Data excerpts
+++

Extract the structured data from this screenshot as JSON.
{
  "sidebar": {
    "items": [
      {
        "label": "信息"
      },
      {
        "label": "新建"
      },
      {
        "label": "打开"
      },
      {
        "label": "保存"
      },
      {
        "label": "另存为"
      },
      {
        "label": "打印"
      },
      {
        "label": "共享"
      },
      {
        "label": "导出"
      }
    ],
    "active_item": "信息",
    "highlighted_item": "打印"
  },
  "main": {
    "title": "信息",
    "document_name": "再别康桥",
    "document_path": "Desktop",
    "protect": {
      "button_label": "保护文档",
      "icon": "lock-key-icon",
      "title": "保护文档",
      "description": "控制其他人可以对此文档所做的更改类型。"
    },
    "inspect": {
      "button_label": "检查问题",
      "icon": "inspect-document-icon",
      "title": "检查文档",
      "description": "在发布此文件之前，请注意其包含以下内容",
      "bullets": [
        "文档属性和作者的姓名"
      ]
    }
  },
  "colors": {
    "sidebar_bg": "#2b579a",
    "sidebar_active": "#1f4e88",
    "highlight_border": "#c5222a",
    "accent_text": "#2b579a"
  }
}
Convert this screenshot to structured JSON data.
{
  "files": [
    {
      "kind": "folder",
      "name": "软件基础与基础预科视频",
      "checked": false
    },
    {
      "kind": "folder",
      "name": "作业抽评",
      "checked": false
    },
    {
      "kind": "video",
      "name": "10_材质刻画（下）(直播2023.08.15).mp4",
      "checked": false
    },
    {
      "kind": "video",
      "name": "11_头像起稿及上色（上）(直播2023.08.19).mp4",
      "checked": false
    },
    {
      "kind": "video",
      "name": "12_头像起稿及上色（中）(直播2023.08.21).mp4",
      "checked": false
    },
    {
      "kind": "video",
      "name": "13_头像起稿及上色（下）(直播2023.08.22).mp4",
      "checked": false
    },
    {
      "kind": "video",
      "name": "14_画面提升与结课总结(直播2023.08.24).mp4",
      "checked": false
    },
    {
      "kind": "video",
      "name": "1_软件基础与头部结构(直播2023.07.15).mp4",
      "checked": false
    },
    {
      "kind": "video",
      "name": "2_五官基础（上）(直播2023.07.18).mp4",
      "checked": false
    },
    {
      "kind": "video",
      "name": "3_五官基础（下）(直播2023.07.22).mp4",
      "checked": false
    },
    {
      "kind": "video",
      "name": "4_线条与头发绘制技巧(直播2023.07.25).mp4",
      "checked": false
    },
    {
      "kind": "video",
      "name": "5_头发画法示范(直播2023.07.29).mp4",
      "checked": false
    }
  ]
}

+++

[What is asked]
Identify and extract each line of the listing that contains "this".

[Solution to the problem]
Extract the structured data from this screenshot as JSON.
Convert this screenshot to structured JSON data.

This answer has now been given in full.